TASK DESCRIPTION: Make an exact copy of the listing below.

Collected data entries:

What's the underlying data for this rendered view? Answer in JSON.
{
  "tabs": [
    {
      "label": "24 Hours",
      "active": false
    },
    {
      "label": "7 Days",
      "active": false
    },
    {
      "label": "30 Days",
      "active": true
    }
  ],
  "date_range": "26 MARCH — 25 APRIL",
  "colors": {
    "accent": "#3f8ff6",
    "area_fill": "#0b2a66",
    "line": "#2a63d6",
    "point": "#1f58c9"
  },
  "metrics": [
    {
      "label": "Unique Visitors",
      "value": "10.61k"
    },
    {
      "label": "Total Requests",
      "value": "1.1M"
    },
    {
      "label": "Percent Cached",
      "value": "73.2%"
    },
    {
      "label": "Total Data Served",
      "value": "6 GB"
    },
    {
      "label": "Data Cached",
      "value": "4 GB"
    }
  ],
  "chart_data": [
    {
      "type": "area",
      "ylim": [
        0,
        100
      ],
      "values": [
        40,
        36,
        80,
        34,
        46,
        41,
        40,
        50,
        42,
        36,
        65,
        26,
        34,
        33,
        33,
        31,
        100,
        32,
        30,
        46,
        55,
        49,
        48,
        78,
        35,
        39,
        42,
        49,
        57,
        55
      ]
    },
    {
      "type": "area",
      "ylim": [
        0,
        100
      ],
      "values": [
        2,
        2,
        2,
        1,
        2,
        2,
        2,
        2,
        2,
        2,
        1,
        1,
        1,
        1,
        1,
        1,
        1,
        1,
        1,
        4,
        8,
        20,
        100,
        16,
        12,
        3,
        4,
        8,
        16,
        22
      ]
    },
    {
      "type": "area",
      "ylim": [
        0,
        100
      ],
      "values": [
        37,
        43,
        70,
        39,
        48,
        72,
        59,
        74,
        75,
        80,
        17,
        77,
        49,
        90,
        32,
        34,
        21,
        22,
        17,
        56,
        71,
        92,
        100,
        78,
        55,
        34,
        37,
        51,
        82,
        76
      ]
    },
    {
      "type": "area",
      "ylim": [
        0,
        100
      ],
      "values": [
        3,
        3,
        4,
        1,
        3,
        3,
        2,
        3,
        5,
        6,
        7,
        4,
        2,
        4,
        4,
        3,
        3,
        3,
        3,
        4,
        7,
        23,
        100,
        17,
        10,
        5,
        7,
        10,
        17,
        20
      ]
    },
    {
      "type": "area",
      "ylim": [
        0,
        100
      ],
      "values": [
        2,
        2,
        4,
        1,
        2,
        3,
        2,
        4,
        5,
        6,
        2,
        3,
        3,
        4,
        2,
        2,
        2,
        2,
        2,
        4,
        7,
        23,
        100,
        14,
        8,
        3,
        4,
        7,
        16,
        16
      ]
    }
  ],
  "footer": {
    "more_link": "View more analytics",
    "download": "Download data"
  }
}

PROBLEM SOLUTION:
What's the underlying data for this rendered view? Answer in JSON.
{
  "tabs": [
    {
      "label": "24 Hours",
      "active": false
    },
    {
      "label": "7 Days",
      "active": false
    },
    {
      "label": "30 Days",
      "active": true
    }
  ],
  "date_range": "26 MARCH — 25 APRIL",
  "colors": {
    "accent": "#3f8ff6",
    "area_fill": "#0b2a66",
    "line": "#2a63d6",
    "point": "#1f58c9"
  },
  "metrics": [
    {
      "label": "Unique Visitors",
      "value": "10.61k"
    },
    {
      "label": "Total Requests",
      "value": "1.1M"
    },
    {
      "label": "Percent Cached",
      "value": "73.2%"
    },
    {
      "label": "Total Data Served",
      "value": "6 GB"
    },
    {
      "label": "Data Cached",
      "value": "4 GB"
    }
  ],
  "chart_data": [
    {
      "type": "area",
      "ylim": [
        0,
        100
      ],
      "values": [
        40,
        36,
        80,
        34,
        46,
        41,
        40,
        50,
        42,
        36,
        65,
        26,
        34,
        33,
        33,
        31,
        100,
        32,
        30,
        46,
        55,
        49,
        48,
        78,
        35,
        39,
        42,
        49,
        57,
        55
      ]
    },
    {
      "type": "area",
      "ylim": [
        0,
        100
      ],
      "values": [
        2,
        2,
        2,
        1,
        2,
        2,
        2,
        2,
        2,
        2,
        1,
        1,
        1,
        1,
        1,
        1,
        1,
        1,
        1,
        4,
        8,
        20,
        100,
        16,
        12,
        3,
        4,
        8,
        16,
        22
      ]
    },
    {
      "type": "area",
      "ylim": [
        0,
        100
      ],
      "values": [
        37,
        43,
        70,
        39,
        48,
        72,
        59,
        74,
        75,
        80,
        17,
        77,
        49,
        90,
        32,
        34,
        21,
        22,
        17,
        56,
        71,
        92,
        100,
        78,
        55,
        34,
        37,
        51,
        82,
        76
      ]
    },
    {
      "type": "area",
      "ylim": [
        0,
        100
      ],
      "values": [
        3,
        3,
        4,
        1,
        3,
        3,
        2,
        3,
        5,
        6,
        7,
        4,
        2,
        4,
        4,
        3,
        3,
        3,
        3,
        4,
        7,
        23,
        100,
        17,
        10,
        5,
        7,
        10,
        17,
        20
      ]
    },
    {
      "type": "area",
      "ylim": [
        0,
        100
      ],
      "values": [
        2,
        2,
        4,
        1,
        2,
        3,
        2,
        4,
        5,
        6,
        2,
        3,
        3,
        4,
        2,
        2,
        2,
        2,
        2,
        4,
        7,
        23,
        100,
        14,
        8,
        3,
        4,
        7,
        16,
        16
      ]
    }
  ],
  "footer": {
    "more_link": "View more analytics",
    "download": "Download data"
  }
}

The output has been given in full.